* [GOAL] Search the records for the word "Morriaen" and pick out every line that has it.
* START SUPPLIED RECORDS *
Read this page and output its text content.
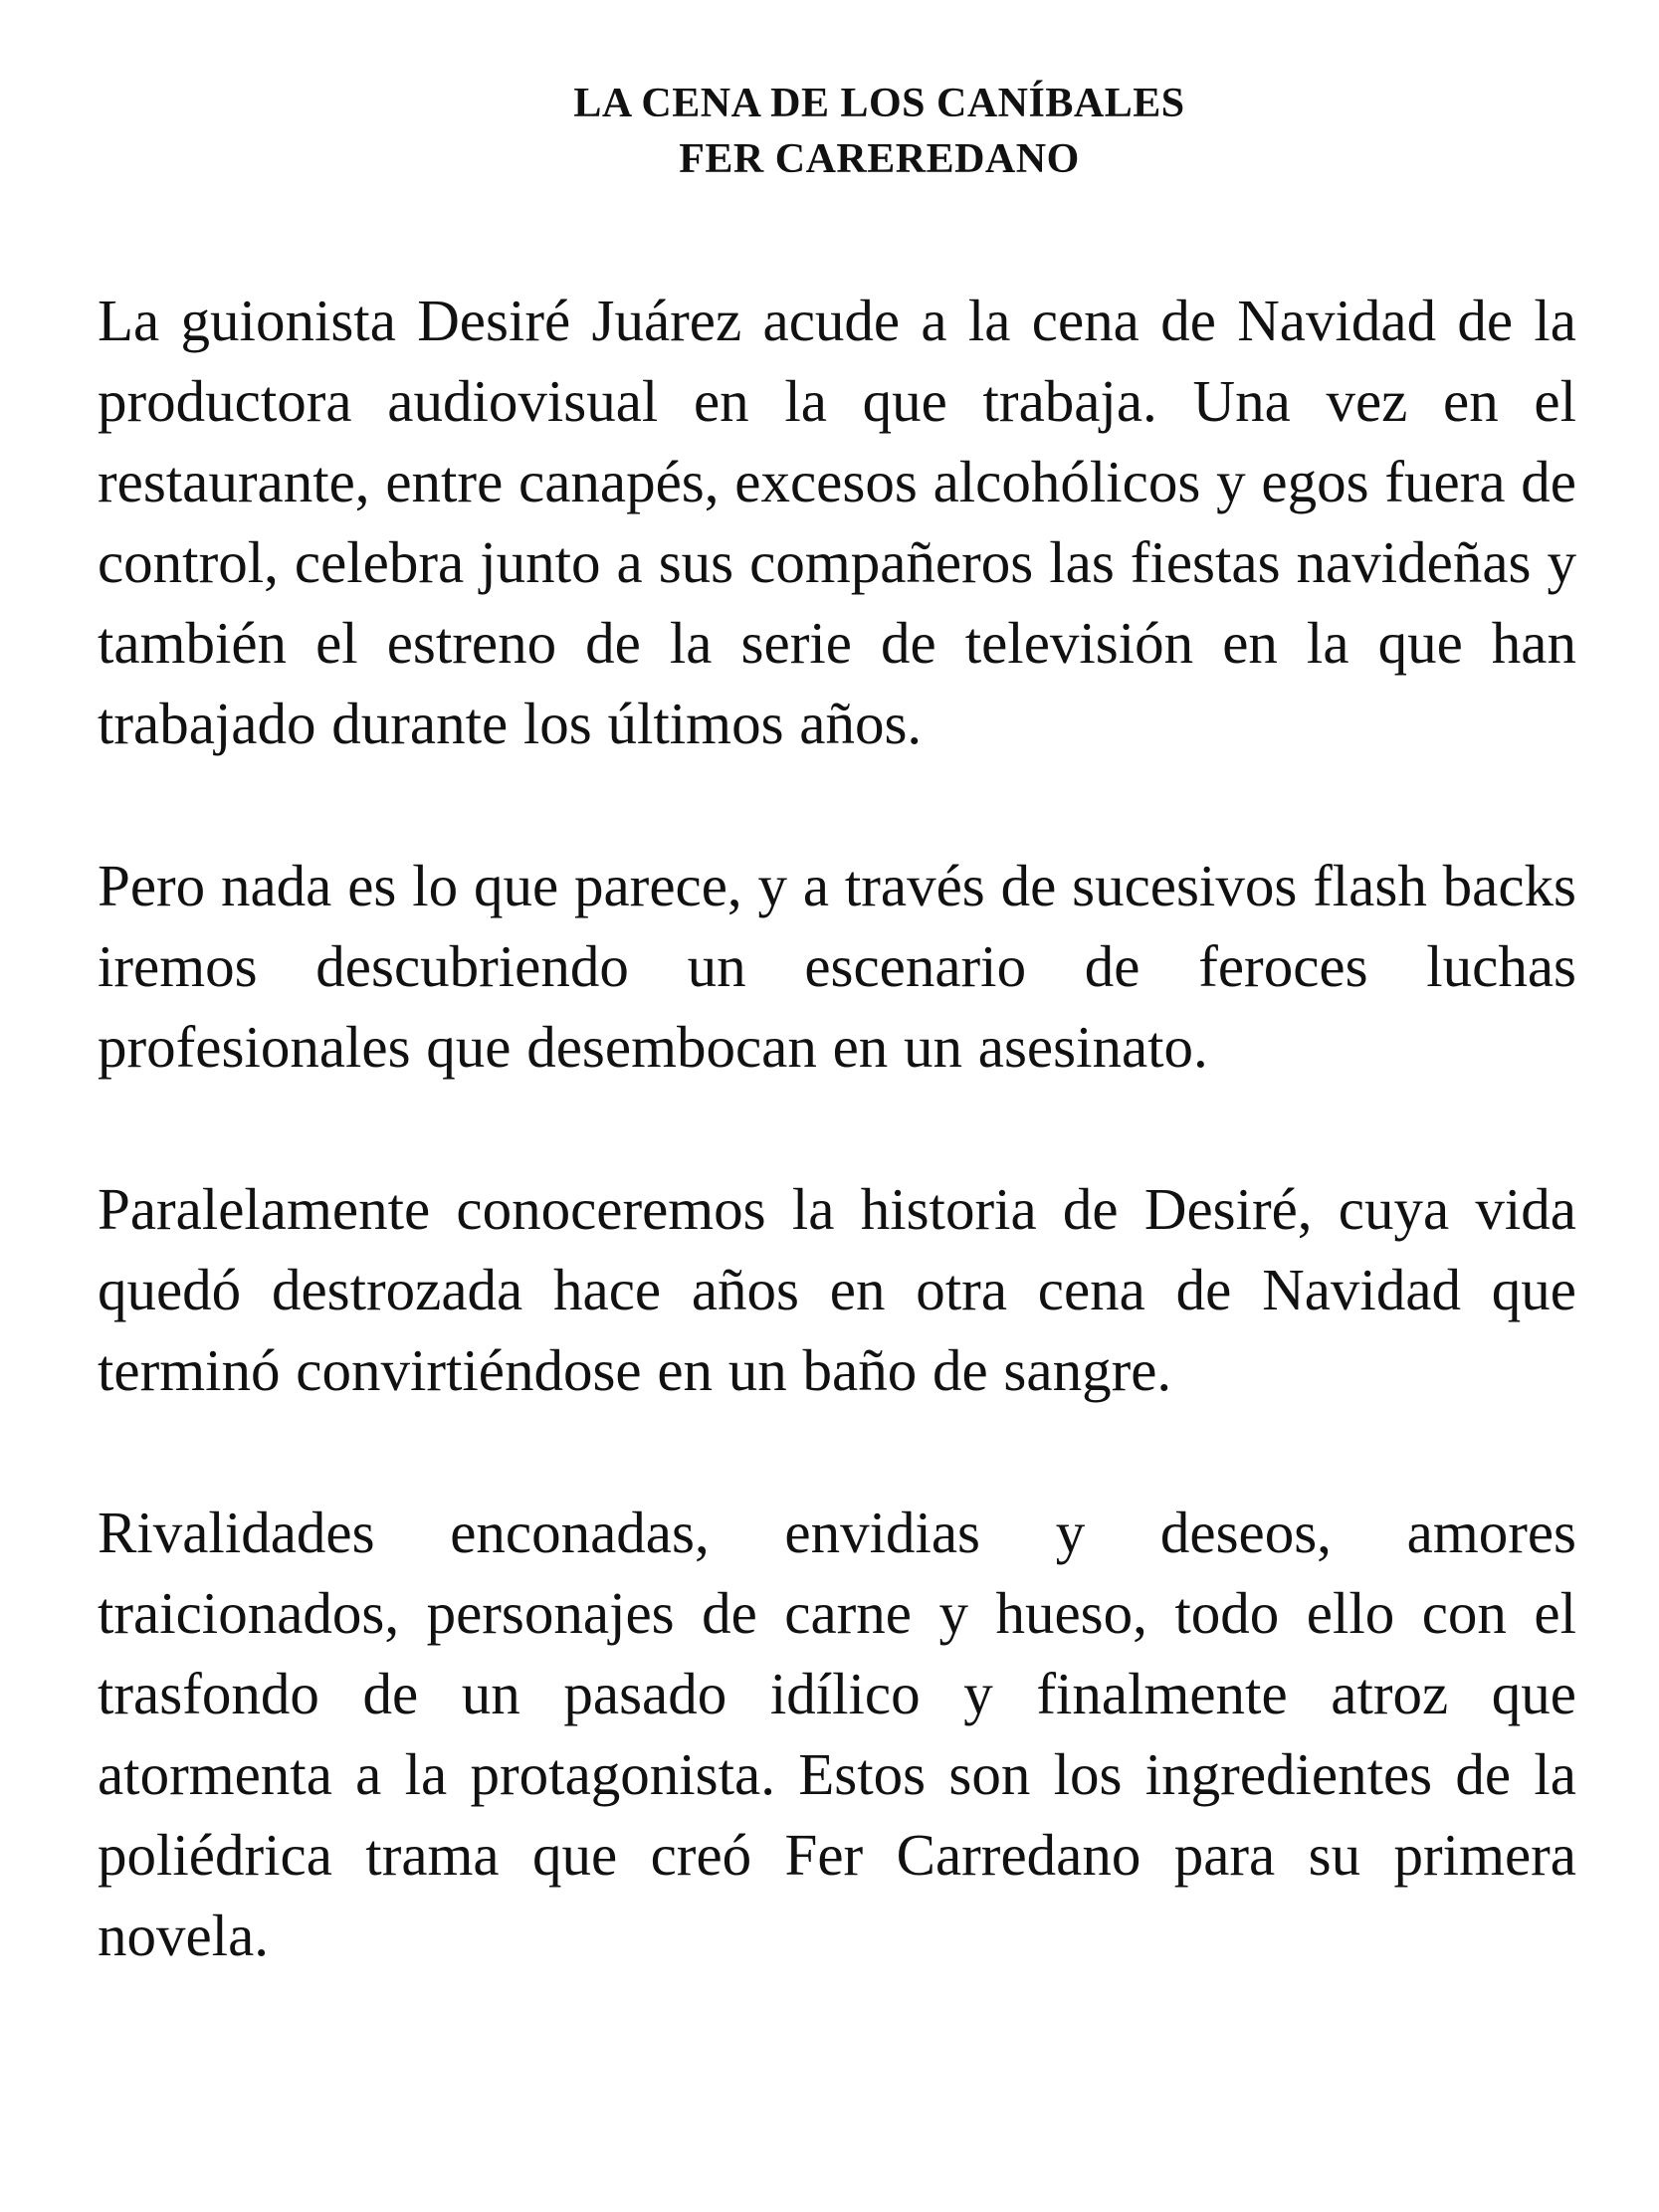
LA CENA DE LOS CANÍBALES
FER CAREREDANO

La guionista Desiré Juárez acude a la cena de Navidad de la productora audiovisual en la que trabaja. Una vez en el restaurante, entre canapés, excesos alcohólicos y egos fuera de control, celebra junto a sus compañeros las fiestas navideñas y también el estreno de la serie de televisión en la que han trabajado durante los últimos años.

Pero nada es lo que parece, y a través de sucesivos flash backs iremos descubriendo un escenario de feroces luchas profesionales que desembocan en un asesinato.

Paralelamente conoceremos la historia de Desiré, cuya vida quedó destrozada hace años en otra cena de Navidad que terminó convirtiéndose en un baño de sangre.

Rivalidades enconadas, envidias y deseos, amores traicionados, personajes de carne y hueso, todo ello con el trasfondo de un pasado idílico y finalmente atroz que atormenta a la protagonista. Estos son los ingredientes de la poliédrica trama que creó Fer Carredano para su primera novela.
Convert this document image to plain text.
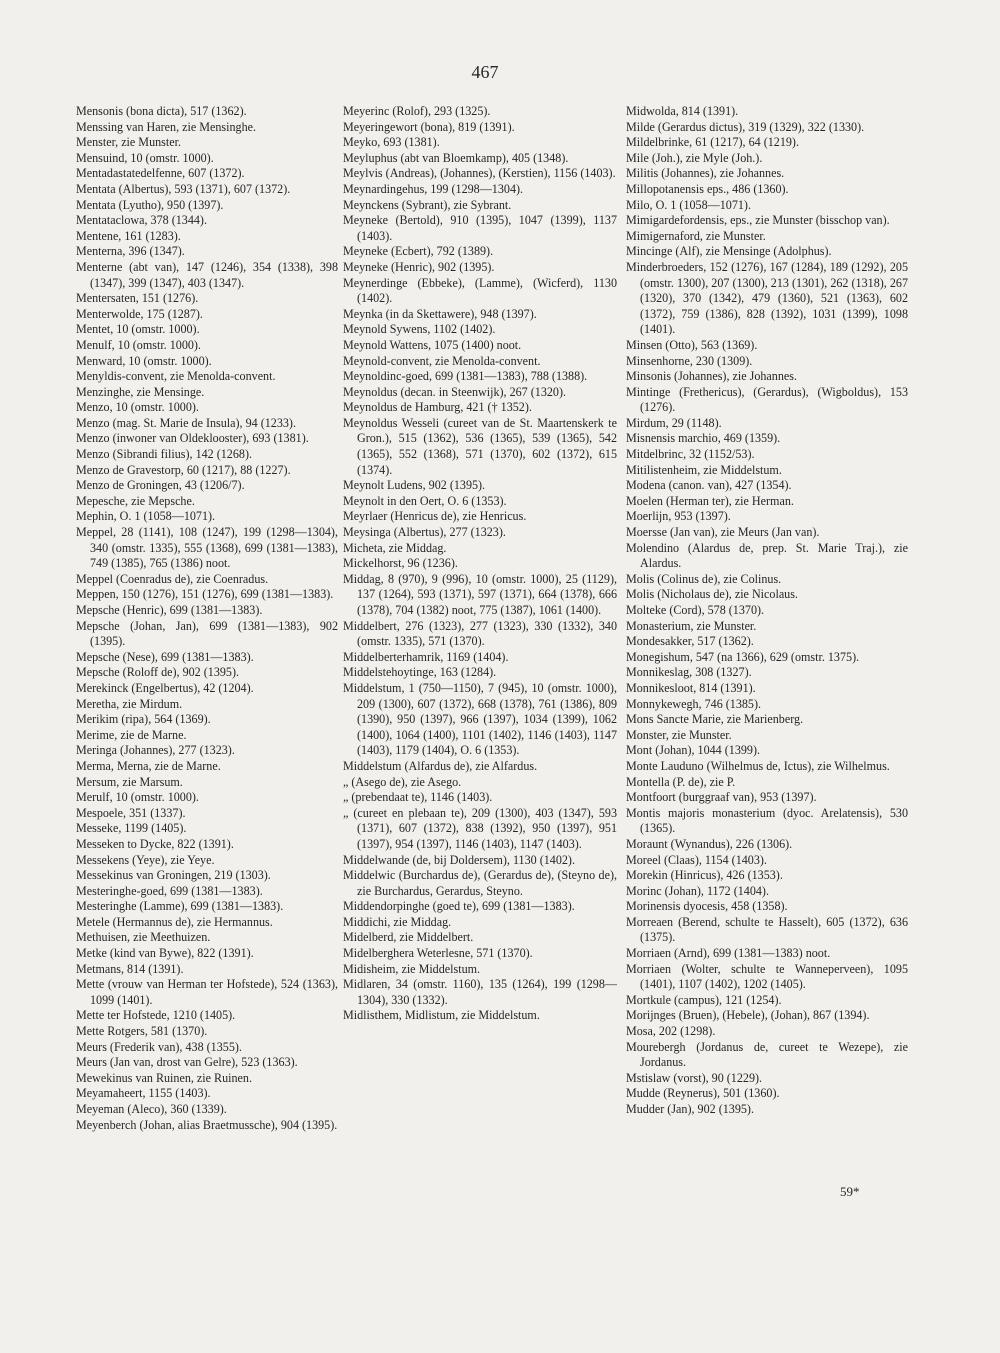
467
Mensonis (bona dicta), 517 (1362).
Menssing van Haren, zie Mensinghe.
Menster, zie Munster.
Mensuind, 10 (omstr. 1000).
Mentadastatedelfenne, 607 (1372).
Mentata (Albertus), 593 (1371), 607 (1372).
Mentata (Lyutho), 950 (1397).
Mentataclowa, 378 (1344).
Mentene, 161 (1283).
Menterna, 396 (1347).
Menterne (abt van), 147 (1246), 354 (1338), 398 (1347), 399 (1347), 403 (1347).
Mentersaten, 151 (1276).
Menterwolde, 175 (1287).
Mentet, 10 (omstr. 1000).
Menulf, 10 (omstr. 1000).
Menward, 10 (omstr. 1000).
Menyldis-convent, zie Menolda-convent.
Menzinghe, zie Mensinge.
Menzo, 10 (omstr. 1000).
Menzo (mag. St. Marie de Insula), 94 (1233).
Menzo (inwoner van Oldeklooster), 693 (1381).
Menzo (Sibrandi filius), 142 (1268).
Menzo de Gravestorp, 60 (1217), 88 (1227).
Menzo de Groningen, 43 (1206/7).
Mepesche, zie Mepsche.
Mephin, O. 1 (1058—1071).
Meppel, 28 (1141), 108 (1247), 199 (1298—1304), 340 (omstr. 1335), 555 (1368), 699 (1381—1383), 749 (1385), 765 (1386) noot.
Meppel (Coenradus de), zie Coenradus.
Meppen, 150 (1276), 151 (1276), 699 (1381—1383).
Mepsche (Henric), 699 (1381—1383).
Mepsche (Johan, Jan), 699 (1381—1383), 902 (1395).
Mepsche (Nese), 699 (1381—1383).
Mepsche (Roloff de), 902 (1395).
Merekinck (Engelbertus), 42 (1204).
Meretha, zie Mirdum.
Merikim (ripa), 564 (1369).
Merime, zie de Marne.
Meringa (Johannes), 277 (1323).
Merma, Merna, zie de Marne.
Mersum, zie Marsum.
Merulf, 10 (omstr. 1000).
Mespoele, 351 (1337).
Messeke, 1199 (1405).
Messeken to Dycke, 822 (1391).
Messekens (Yeye), zie Yeye.
Messekinus van Groningen, 219 (1303).
Mesteringhe-goed, 699 (1381—1383).
Mesteringhe (Lamme), 699 (1381—1383).
Metele (Hermannus de), zie Hermannus.
Methuisen, zie Meethuizen.
Metke (kind van Bywe), 822 (1391).
Metmans, 814 (1391).
Mette (vrouw van Herman ter Hofstede), 524 (1363), 1099 (1401).
Mette ter Hofstede, 1210 (1405).
Mette Rotgers, 581 (1370).
Meurs (Frederik van), 438 (1355).
Meurs (Jan van, drost van Gelre), 523 (1363).
Mewekinus van Ruinen, zie Ruinen.
Meyamaheert, 1155 (1403).
Meyeman (Aleco), 360 (1339).
Meyenberch (Johan, alias Braetmussche), 904 (1395).
Meyerinc (Rolof), 293 (1325).
Meyeringewort (bona), 819 (1391).
Meyko, 693 (1381).
Meyluphus (abt van Bloemkamp), 405 (1348).
Meylvis (Andreas), (Johannes), (Kerstien), 1156 (1403).
Meynardingehus, 199 (1298—1304).
Meynckens (Sybrant), zie Sybrant.
Meyneke (Bertold), 910 (1395), 1047 (1399), 1137 (1403).
Meyneke (Ecbert), 792 (1389).
Meyneke (Henric), 902 (1395).
Meynerdinge (Ebbeke), (Lamme), (Wicferd), 1130 (1402).
Meynka (in da Skettawere), 948 (1397).
Meynold Sywens, 1102 (1402).
Meynold Wattens, 1075 (1400) noot.
Meynold-convent, zie Menolda-convent.
Meynoldinc-goed, 699 (1381—1383), 788 (1388).
Meynoldus (decan. in Steenwijk), 267 (1320).
Meynoldus de Hamburg, 421 († 1352).
Meynoldus Wesseli (cureet van de St. Maartenskerk te Gron.), 515 (1362), 536 (1365), 539 (1365), 542 (1365), 552 (1368), 571 (1370), 602 (1372), 615 (1374).
Meynolt Ludens, 902 (1395).
Meynolt in den Oert, O. 6 (1353).
Meyrlaer (Henricus de), zie Henricus.
Meysinga (Albertus), 277 (1323).
Micheta, zie Middag.
Mickelhorst, 96 (1236).
Middag, 8 (970), 9 (996), 10 (omstr. 1000), 25 (1129), 137 (1264), 593 (1371), 597 (1371), 664 (1378), 666 (1378), 704 (1382) noot, 775 (1387), 1061 (1400).
Middelbert, 276 (1323), 277 (1323), 330 (1332), 340 (omstr. 1335), 571 (1370).
Middelberterhamrik, 1169 (1404).
Middelstehoytinge, 163 (1284).
Middelstum, 1 (750—1150), 7 (945), 10 (omstr. 1000), 209 (1300), 607 (1372), 668 (1378), 761 (1386), 809 (1390), 950 (1397), 966 (1397), 1034 (1399), 1062 (1400), 1064 (1400), 1101 (1402), 1146 (1403), 1147 (1403), 1179 (1404), O. 6 (1353).
Middelstum (Alfardus de), zie Alfardus.
„ (Asego de), zie Asego.
„ (prebendaat te), 1146 (1403).
„ (cureet en plebaan te), 209 (1300), 403 (1347), 593 (1371), 607 (1372), 838 (1392), 950 (1397), 951 (1397), 954 (1397), 1146 (1403), 1147 (1403).
Middelwande (de, bij Doldersem), 1130 (1402).
Middelwic (Burchardus de), (Gerardus de), (Steyno de), zie Burchardus, Gerardus, Steyno.
Middendorpinghe (goed te), 699 (1381—1383).
Middichi, zie Middag.
Midelberd, zie Middelbert.
Midelberghera Weterlesne, 571 (1370).
Midisheim, zie Middelstum.
Midlaren, 34 (omstr. 1160), 135 (1264), 199 (1298—1304), 330 (1332).
Midlisthem, Midlistum, zie Middelstum.
Midwolda, 814 (1391).
Milde (Gerardus dictus), 319 (1329), 322 (1330).
Mildelbrinke, 61 (1217), 64 (1219).
Mile (Joh.), zie Myle (Joh.).
Militis (Johannes), zie Johannes.
Millopotanensis eps., 486 (1360).
Milo, O. 1 (1058—1071).
Mimigardefordensis, eps., zie Munster (bisschop van).
Mimigernaford, zie Munster.
Mincinge (Alf), zie Mensinge (Adolphus).
Minderbroeders, 152 (1276), 167 (1284), 189 (1292), 205 (omstr. 1300), 207 (1300), 213 (1301), 262 (1318), 267 (1320), 370 (1342), 479 (1360), 521 (1363), 602 (1372), 759 (1386), 828 (1392), 1031 (1399), 1098 (1401).
Minsen (Otto), 563 (1369).
Minsenhorne, 230 (1309).
Minsonis (Johannes), zie Johannes.
Mintinge (Frethericus), (Gerardus), (Wigboldus), 153 (1276).
Mirdum, 29 (1148).
Misnensis marchio, 469 (1359).
Mitdelbrinc, 32 (1152/53).
Mitilistenheim, zie Middelstum.
Modena (canon. van), 427 (1354).
Moelen (Herman ter), zie Herman.
Moerlijn, 953 (1397).
Moersse (Jan van), zie Meurs (Jan van).
Molendino (Alardus de, prep. St. Marie Traj.), zie Alardus.
Molis (Colinus de), zie Colinus.
Molis (Nicholaus de), zie Nicolaus.
Molteke (Cord), 578 (1370).
Monasterium, zie Munster.
Mondesakker, 517 (1362).
Monegishum, 547 (na 1366), 629 (omstr. 1375).
Monnikeslag, 308 (1327).
Monnikesloot, 814 (1391).
Monnykewegh, 746 (1385).
Mons Sancte Marie, zie Marienberg.
Monster, zie Munster.
Mont (Johan), 1044 (1399).
Monte Lauduno (Wilhelmus de, Ictus), zie Wilhelmus.
Montella (P. de), zie P.
Montfoort (burggraaf van), 953 (1397).
Montis majoris monasterium (dyoc. Arelatensis), 530 (1365).
Moraunt (Wynandus), 226 (1306).
Moreel (Claas), 1154 (1403).
Morekin (Hinricus), 426 (1353).
Morinc (Johan), 1172 (1404).
Morinensis dyocesis, 458 (1358).
Morreaen (Berend, schulte te Hasselt), 605 (1372), 636 (1375).
Morriaen (Arnd), 699 (1381—1383) noot.
Morriaen (Wolter, schulte te Wanneperveen), 1095 (1401), 1107 (1402), 1202 (1405).
Mortkule (campus), 121 (1254).
Morijnges (Bruen), (Hebele), (Johan), 867 (1394).
Mosa, 202 (1298).
Mourebergh (Jordanus de, cureet te Wezepe), zie Jordanus.
Mstislaw (vorst), 90 (1229).
Mudde (Reynerus), 501 (1360).
Mudder (Jan), 902 (1395).
59*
* END SUPPLIED RECORDS *
* [THE SOLUTION]
Morriaen (Arnd), 699 (1381—1383) noot.
Morriaen (Wolter, schulte te Wanneperveen), 1095 (1401), 1107 (1402), 1202 (1405).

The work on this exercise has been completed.